Exercise brief
Count the lines that include the string "square", and give only that number.
==========
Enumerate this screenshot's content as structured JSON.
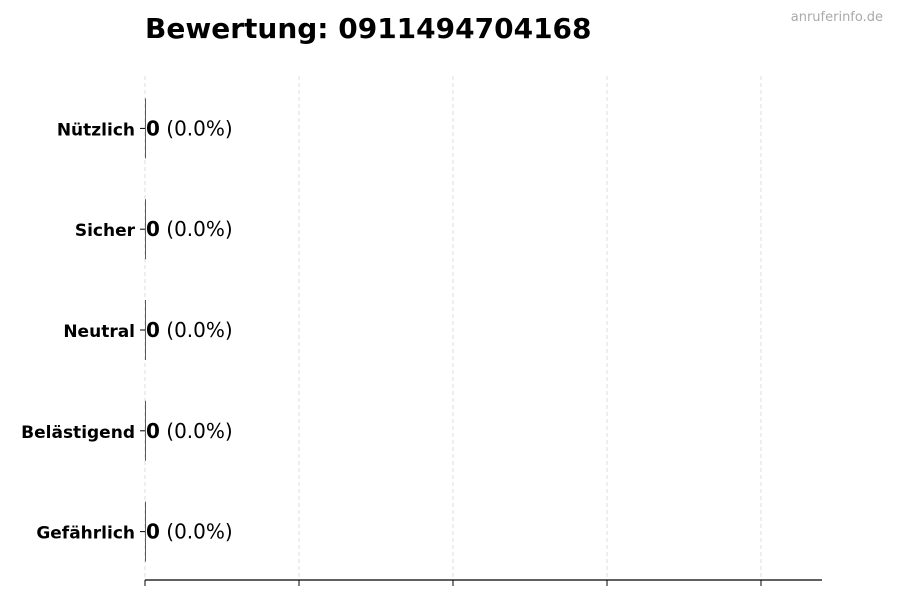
{
  "chart_data": {
    "type": "bar",
    "orientation": "horizontal",
    "title": "Bewertung: 0911494704168",
    "categories": [
      "Nützlich",
      "Sicher",
      "Neutral",
      "Belästigend",
      "Gefährlich"
    ],
    "values": [
      0,
      0,
      0,
      0,
      0
    ],
    "data_labels": [
      {
        "count": "0",
        "percent": "(0.0%)"
      },
      {
        "count": "0",
        "percent": "(0.0%)"
      },
      {
        "count": "0",
        "percent": "(0.0%)"
      },
      {
        "count": "0",
        "percent": "(0.0%)"
      },
      {
        "count": "0",
        "percent": "(0.0%)"
      }
    ],
    "xlabel": "",
    "ylabel": "",
    "x_tick_labels_shown": false,
    "grid": "vertical dashed",
    "colors": {
      "grid": "#dddddd",
      "axis": "#000000",
      "bar": "#333333"
    }
  },
  "watermark": "anruferinfo.de"
}
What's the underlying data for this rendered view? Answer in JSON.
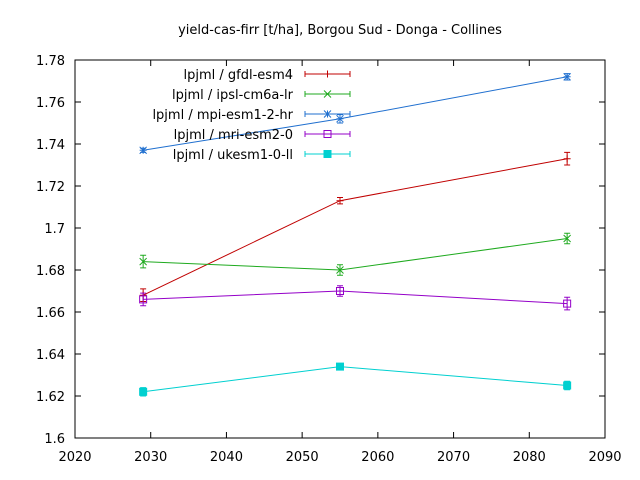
{
  "chart_data": {
    "type": "line",
    "title": "yield-cas-firr [t/ha], Borgou Sud - Donga - Collines",
    "xlabel": "",
    "ylabel": "",
    "xlim": [
      2020,
      2090
    ],
    "ylim": [
      1.6,
      1.78
    ],
    "xticks": [
      2020,
      2030,
      2040,
      2050,
      2060,
      2070,
      2080,
      2090
    ],
    "yticks": [
      1.6,
      1.62,
      1.64,
      1.66,
      1.68,
      1.7,
      1.72,
      1.74,
      1.76,
      1.78
    ],
    "xtick_labels": [
      "2020",
      "2030",
      "2040",
      "2050",
      "2060",
      "2070",
      "2080",
      "2090"
    ],
    "ytick_labels": [
      "1.6",
      "1.62",
      "1.64",
      "1.66",
      "1.68",
      "1.7",
      "1.72",
      "1.74",
      "1.76",
      "1.78"
    ],
    "grid": false,
    "legend": "top-left",
    "x": [
      2029,
      2055,
      2085
    ],
    "series": [
      {
        "name": "lpjml / gfdl-esm4",
        "color": "#c00000",
        "marker": "plus",
        "values": [
          1.668,
          1.713,
          1.733
        ],
        "errors": [
          0.003,
          0.0015,
          0.003
        ]
      },
      {
        "name": "lpjml / ipsl-cm6a-lr",
        "color": "#1faa1f",
        "marker": "cross",
        "values": [
          1.684,
          1.68,
          1.695
        ],
        "errors": [
          0.003,
          0.0025,
          0.0025
        ]
      },
      {
        "name": "lpjml / mpi-esm1-2-hr",
        "color": "#1f6fcf",
        "marker": "star",
        "values": [
          1.737,
          1.752,
          1.772
        ],
        "errors": [
          0.001,
          0.002,
          0.0015
        ]
      },
      {
        "name": "lpjml / mri-esm2-0",
        "color": "#9400c8",
        "marker": "square-open",
        "values": [
          1.666,
          1.67,
          1.664
        ],
        "errors": [
          0.003,
          0.0025,
          0.003
        ]
      },
      {
        "name": "lpjml / ukesm1-0-ll",
        "color": "#00d0d0",
        "marker": "square-filled",
        "values": [
          1.622,
          1.634,
          1.625
        ],
        "errors": [
          0.002,
          0.001,
          0.002
        ]
      }
    ]
  }
}
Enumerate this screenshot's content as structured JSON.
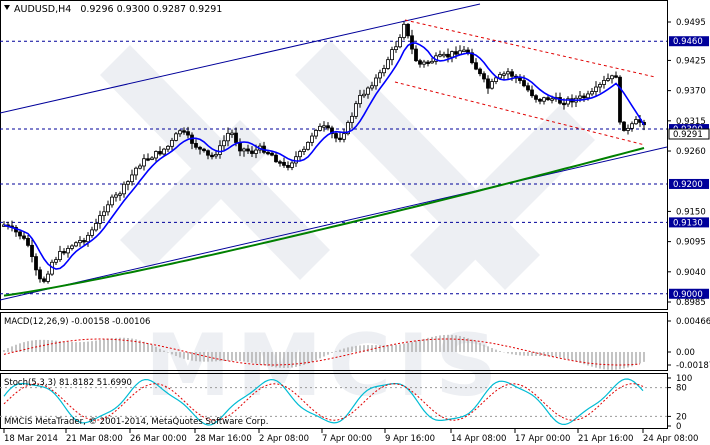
{
  "header": {
    "symbol_timeframe": "AUDUSD,H4",
    "ohlc": "0.9296 0.9300 0.9287 0.9291"
  },
  "price_axis": {
    "ticks": [
      "0.9495",
      "0.9425",
      "0.9370",
      "0.9315",
      "0.9260",
      "0.9150",
      "0.9095",
      "0.9040",
      "0.8985"
    ],
    "levels": [
      {
        "value": "0.9460",
        "price": 0.946
      },
      {
        "value": "0.9300",
        "price": 0.93
      },
      {
        "value": "0.9200",
        "price": 0.92
      },
      {
        "value": "0.9130",
        "price": 0.913
      },
      {
        "value": "0.9000",
        "price": 0.9
      }
    ],
    "current_price_label": "0.9291",
    "current_price": 0.9291
  },
  "macd": {
    "title": "MACD(12,26,9) -0.00158 -0.00106",
    "ticks": [
      "0.00466",
      "0.00",
      "-0.00187"
    ]
  },
  "stoch": {
    "title": "Stoch(5,3,3) 81.8182 51.6990",
    "ticks": [
      "100",
      "80",
      "20",
      "0"
    ]
  },
  "footer": {
    "copyright": "MMCIS MetaTrader, © 2001-2014, MetaQuotes Software Corp."
  },
  "time_axis": {
    "labels": [
      "18 Mar 2014",
      "21 Mar 08:00",
      "26 Mar 00:00",
      "28 Mar 16:00",
      "2 Apr 08:00",
      "7 Apr 00:00",
      "9 Apr 16:00",
      "14 Apr 08:00",
      "17 Apr 00:00",
      "21 Apr 16:00",
      "24 Apr 08:00"
    ]
  },
  "watermark": "MMCIS",
  "colors": {
    "candles": "#000000",
    "ma_fast": "#0000ff",
    "ma_mid": "#e00000",
    "ma_slow": "#008000",
    "channel": "#00009a",
    "down_channel": "#e00000",
    "levels": "#00009a",
    "macd_hist": "#b0b0b0",
    "macd_signal": "#e00000",
    "stoch_main": "#00bcd4",
    "stoch_signal": "#e00000"
  }
}
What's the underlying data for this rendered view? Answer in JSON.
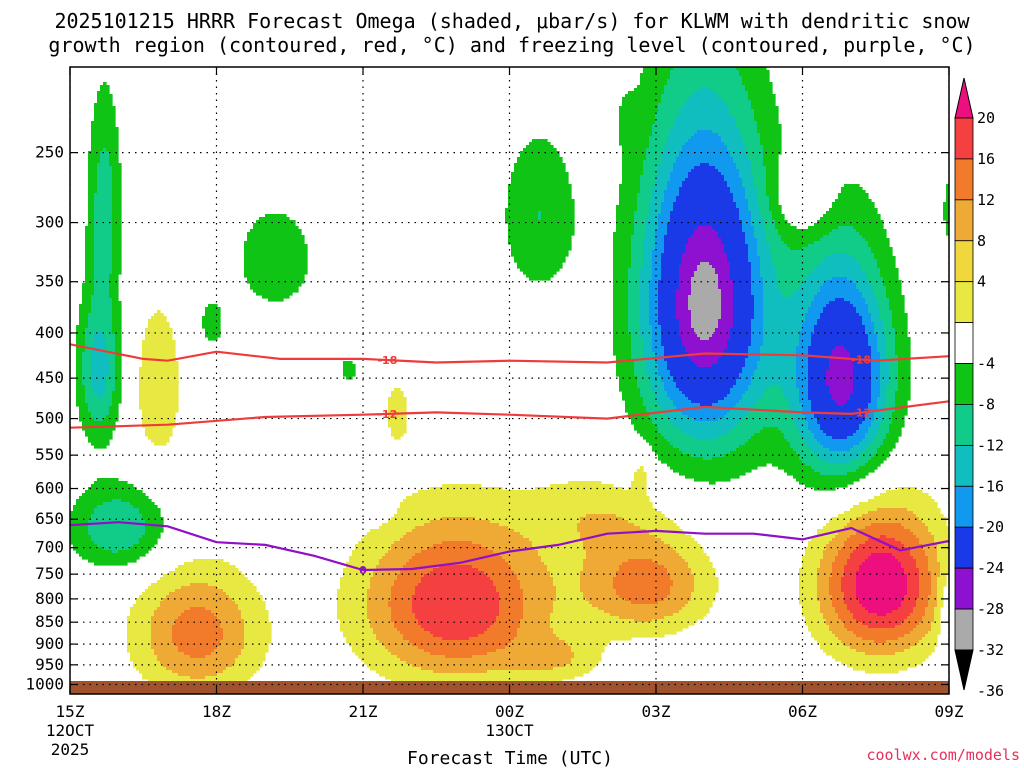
{
  "chart_data": {
    "type": "heatmap",
    "title_line1": "2025101215 HRRR Forecast Omega (shaded, μbar/s) for KLWM with dendritic snow",
    "title_line2": "growth region (contoured, red, °C) and freezing level (contoured, purple, °C)",
    "xlabel": "Forecast Time (UTC)",
    "ylabel": "",
    "x_ticks": [
      {
        "h": 0,
        "label": "15Z",
        "sub1": "12OCT",
        "sub2": "2025"
      },
      {
        "h": 3,
        "label": "18Z",
        "sub1": "",
        "sub2": ""
      },
      {
        "h": 6,
        "label": "21Z",
        "sub1": "",
        "sub2": ""
      },
      {
        "h": 9,
        "label": "00Z",
        "sub1": "13OCT",
        "sub2": ""
      },
      {
        "h": 12,
        "label": "03Z",
        "sub1": "",
        "sub2": ""
      },
      {
        "h": 15,
        "label": "06Z",
        "sub1": "",
        "sub2": ""
      },
      {
        "h": 18,
        "label": "09Z",
        "sub1": "",
        "sub2": ""
      }
    ],
    "xlim_hours": [
      0,
      18
    ],
    "y_ticks": [
      250,
      300,
      350,
      400,
      450,
      500,
      550,
      600,
      650,
      700,
      750,
      800,
      850,
      900,
      950,
      1000
    ],
    "ylim_mb": [
      200,
      1025
    ],
    "y_scale": "log",
    "grid": true,
    "colorbar": {
      "labels": [
        "20",
        "16",
        "12",
        "8",
        "4",
        "-4",
        "-8",
        "-12",
        "-16",
        "-20",
        "-24",
        "-28",
        "-32",
        "-36"
      ],
      "colors": [
        "#ed0f7e",
        "#f44040",
        "#f17b2a",
        "#eeaa34",
        "#f0d83c",
        "#e8e843",
        "#ffffff",
        "#0fc414",
        "#11cc89",
        "#10bec0",
        "#1099ee",
        "#1a3ae8",
        "#8e10d0",
        "#aaaaaa",
        "#000000"
      ]
    },
    "dgz_contours": [
      {
        "label": "-18",
        "points": [
          [
            0,
            412
          ],
          [
            1.5,
            428
          ],
          [
            2,
            430
          ],
          [
            3,
            420
          ],
          [
            4.3,
            428
          ],
          [
            6,
            428
          ],
          [
            7.5,
            432
          ],
          [
            9,
            430
          ],
          [
            11,
            432
          ],
          [
            13,
            422
          ],
          [
            15,
            424
          ],
          [
            16.5,
            430
          ],
          [
            18,
            425
          ]
        ]
      },
      {
        "label": "-12",
        "points": [
          [
            0,
            512
          ],
          [
            2,
            508
          ],
          [
            4,
            498
          ],
          [
            6,
            495
          ],
          [
            7.5,
            492
          ],
          [
            9,
            495
          ],
          [
            11,
            500
          ],
          [
            13,
            485
          ],
          [
            15,
            492
          ],
          [
            16,
            494
          ],
          [
            18,
            478
          ]
        ]
      }
    ],
    "freezing_contours": [
      {
        "label": "0",
        "points": [
          [
            0,
            660
          ],
          [
            1,
            655
          ],
          [
            2,
            662
          ],
          [
            3,
            690
          ],
          [
            4,
            695
          ],
          [
            5,
            715
          ],
          [
            6,
            742
          ],
          [
            7,
            740
          ],
          [
            8,
            728
          ],
          [
            9,
            707
          ],
          [
            10,
            695
          ],
          [
            11,
            675
          ],
          [
            12,
            670
          ],
          [
            13,
            675
          ],
          [
            14,
            675
          ],
          [
            15,
            685
          ],
          [
            16,
            665
          ],
          [
            17,
            705
          ],
          [
            18,
            688
          ]
        ]
      }
    ],
    "features": [
      {
        "sign": "down",
        "peak": 24,
        "t": 16.6,
        "p": 770,
        "rt": 1.25,
        "rp": 150
      },
      {
        "sign": "down",
        "peak": 20,
        "t": 7.9,
        "p": 810,
        "rt": 1.9,
        "rp": 170
      },
      {
        "sign": "down",
        "peak": 14,
        "t": 2.6,
        "p": 875,
        "rt": 1.3,
        "rp": 145
      },
      {
        "sign": "down",
        "peak": 14,
        "t": 11.8,
        "p": 770,
        "rt": 1.3,
        "rp": 100
      },
      {
        "sign": "down",
        "peak": 7,
        "t": 1.8,
        "p": 460,
        "rt": 0.55,
        "rp": 110
      },
      {
        "sign": "down",
        "peak": 7,
        "t": 15.0,
        "p": 280,
        "rt": 0.6,
        "rp": 28
      },
      {
        "sign": "down",
        "peak": 6,
        "t": 10.0,
        "p": 935,
        "rt": 0.9,
        "rp": 55
      },
      {
        "sign": "down",
        "peak": 6,
        "t": 10.8,
        "p": 640,
        "rt": 1.4,
        "rp": 70
      },
      {
        "sign": "down",
        "peak": 5,
        "t": 6.7,
        "p": 490,
        "rt": 0.35,
        "rp": 55
      },
      {
        "sign": "down",
        "peak": 5,
        "t": 11.7,
        "p": 575,
        "rt": 0.2,
        "rp": 35
      },
      {
        "sign": "up",
        "peak": 34,
        "t": 13.0,
        "p": 370,
        "rt": 1.3,
        "rp": 155
      },
      {
        "sign": "up",
        "peak": 30,
        "t": 15.8,
        "p": 450,
        "rt": 1.0,
        "rp": 130
      },
      {
        "sign": "up",
        "peak": 14,
        "t": 0.6,
        "p": 440,
        "rt": 0.45,
        "rp": 85
      },
      {
        "sign": "up",
        "peak": 12,
        "t": 1.0,
        "p": 665,
        "rt": 1.0,
        "rp": 75
      },
      {
        "sign": "up",
        "peak": 10,
        "t": 0.7,
        "p": 285,
        "rt": 0.35,
        "rp": 80
      },
      {
        "sign": "up",
        "peak": 8,
        "t": 9.6,
        "p": 295,
        "rt": 0.8,
        "rp": 65
      },
      {
        "sign": "up",
        "peak": 8,
        "t": 4.2,
        "p": 330,
        "rt": 0.8,
        "rp": 45
      },
      {
        "sign": "up",
        "peak": 6,
        "t": 2.9,
        "p": 390,
        "rt": 0.3,
        "rp": 30
      },
      {
        "sign": "up",
        "peak": 5,
        "t": 6.2,
        "p": 630,
        "rt": 0.35,
        "rp": 25
      },
      {
        "sign": "up",
        "peak": 5,
        "t": 5.7,
        "p": 440,
        "rt": 0.3,
        "rp": 22
      },
      {
        "sign": "up",
        "peak": 4,
        "t": 11.4,
        "p": 230,
        "rt": 0.18,
        "rp": 15
      },
      {
        "sign": "up",
        "peak": 5,
        "t": 18.0,
        "p": 290,
        "rt": 0.2,
        "rp": 40
      },
      {
        "sign": "up",
        "peak": 6,
        "t": 18.0,
        "p": 820,
        "rt": 0.25,
        "rp": 90
      }
    ]
  },
  "credit": "coolwx.com/models"
}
==========
Correct answer
2